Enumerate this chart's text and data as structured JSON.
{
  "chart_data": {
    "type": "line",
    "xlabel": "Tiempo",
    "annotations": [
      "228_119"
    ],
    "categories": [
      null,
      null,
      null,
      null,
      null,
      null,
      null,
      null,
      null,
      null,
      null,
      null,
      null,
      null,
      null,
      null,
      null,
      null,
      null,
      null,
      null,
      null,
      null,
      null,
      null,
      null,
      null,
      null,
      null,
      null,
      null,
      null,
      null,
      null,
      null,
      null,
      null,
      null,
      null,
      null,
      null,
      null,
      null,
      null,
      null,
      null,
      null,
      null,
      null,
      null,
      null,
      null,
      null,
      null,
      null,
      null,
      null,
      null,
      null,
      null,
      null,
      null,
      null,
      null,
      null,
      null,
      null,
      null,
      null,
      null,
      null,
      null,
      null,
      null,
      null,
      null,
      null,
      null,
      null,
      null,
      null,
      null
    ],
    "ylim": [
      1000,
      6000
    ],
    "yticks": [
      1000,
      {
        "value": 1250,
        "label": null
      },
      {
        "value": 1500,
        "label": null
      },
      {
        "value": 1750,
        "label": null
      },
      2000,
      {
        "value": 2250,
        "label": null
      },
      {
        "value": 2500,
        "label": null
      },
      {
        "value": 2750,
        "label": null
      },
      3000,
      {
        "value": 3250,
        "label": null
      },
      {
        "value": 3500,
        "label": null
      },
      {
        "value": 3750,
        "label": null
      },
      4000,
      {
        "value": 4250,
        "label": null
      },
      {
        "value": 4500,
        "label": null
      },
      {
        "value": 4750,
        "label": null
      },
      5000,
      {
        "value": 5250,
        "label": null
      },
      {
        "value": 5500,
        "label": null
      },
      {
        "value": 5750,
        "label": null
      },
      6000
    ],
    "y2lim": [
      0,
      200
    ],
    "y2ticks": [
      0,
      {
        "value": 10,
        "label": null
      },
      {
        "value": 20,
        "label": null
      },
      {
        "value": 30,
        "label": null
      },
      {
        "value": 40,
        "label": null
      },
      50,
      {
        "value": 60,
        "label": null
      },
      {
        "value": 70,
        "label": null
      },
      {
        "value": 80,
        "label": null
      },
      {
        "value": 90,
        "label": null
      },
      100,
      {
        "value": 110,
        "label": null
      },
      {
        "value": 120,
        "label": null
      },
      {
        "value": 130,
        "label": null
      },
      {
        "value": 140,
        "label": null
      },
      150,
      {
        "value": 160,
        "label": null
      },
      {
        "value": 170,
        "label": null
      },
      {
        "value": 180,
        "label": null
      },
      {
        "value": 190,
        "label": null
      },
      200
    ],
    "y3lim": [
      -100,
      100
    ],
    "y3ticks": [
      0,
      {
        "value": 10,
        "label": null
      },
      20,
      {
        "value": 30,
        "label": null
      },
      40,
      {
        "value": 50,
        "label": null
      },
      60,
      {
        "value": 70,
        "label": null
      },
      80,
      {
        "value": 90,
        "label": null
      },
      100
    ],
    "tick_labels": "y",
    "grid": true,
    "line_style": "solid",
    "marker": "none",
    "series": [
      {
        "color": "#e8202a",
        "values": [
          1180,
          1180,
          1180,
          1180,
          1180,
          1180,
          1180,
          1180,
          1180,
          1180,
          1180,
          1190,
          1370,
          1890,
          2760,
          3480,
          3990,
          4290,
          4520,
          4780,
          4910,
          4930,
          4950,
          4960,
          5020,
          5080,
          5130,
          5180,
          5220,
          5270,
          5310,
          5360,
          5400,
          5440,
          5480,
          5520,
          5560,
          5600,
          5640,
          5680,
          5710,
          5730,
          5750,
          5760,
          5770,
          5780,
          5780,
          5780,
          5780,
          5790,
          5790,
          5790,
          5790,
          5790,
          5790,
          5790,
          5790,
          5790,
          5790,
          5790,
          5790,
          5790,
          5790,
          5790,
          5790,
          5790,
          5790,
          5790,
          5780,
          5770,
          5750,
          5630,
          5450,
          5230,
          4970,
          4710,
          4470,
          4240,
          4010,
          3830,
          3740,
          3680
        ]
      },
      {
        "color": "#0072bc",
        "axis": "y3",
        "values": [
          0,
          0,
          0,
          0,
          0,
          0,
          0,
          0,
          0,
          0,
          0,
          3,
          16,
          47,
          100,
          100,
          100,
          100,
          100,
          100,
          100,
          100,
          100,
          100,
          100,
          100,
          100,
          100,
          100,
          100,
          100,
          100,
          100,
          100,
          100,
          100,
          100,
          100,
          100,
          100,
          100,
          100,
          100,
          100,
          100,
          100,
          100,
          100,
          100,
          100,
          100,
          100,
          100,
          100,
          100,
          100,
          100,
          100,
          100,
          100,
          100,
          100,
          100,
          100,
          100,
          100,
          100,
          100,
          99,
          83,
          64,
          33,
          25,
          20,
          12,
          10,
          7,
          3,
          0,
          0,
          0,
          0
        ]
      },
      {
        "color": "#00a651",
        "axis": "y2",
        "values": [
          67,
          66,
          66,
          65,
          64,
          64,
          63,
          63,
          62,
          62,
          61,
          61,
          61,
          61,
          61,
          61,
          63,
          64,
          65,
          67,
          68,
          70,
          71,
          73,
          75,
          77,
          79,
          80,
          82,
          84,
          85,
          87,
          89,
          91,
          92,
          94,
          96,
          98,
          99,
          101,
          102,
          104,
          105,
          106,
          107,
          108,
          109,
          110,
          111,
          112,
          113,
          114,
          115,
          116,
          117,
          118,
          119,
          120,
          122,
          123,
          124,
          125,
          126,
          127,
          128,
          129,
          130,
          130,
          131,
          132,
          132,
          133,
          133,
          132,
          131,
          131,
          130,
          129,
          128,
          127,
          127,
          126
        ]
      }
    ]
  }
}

• **Exercise requirements**: Above are records; say how many of their lines contain the word "color", giving only the number.

• **Exercise answer**: 3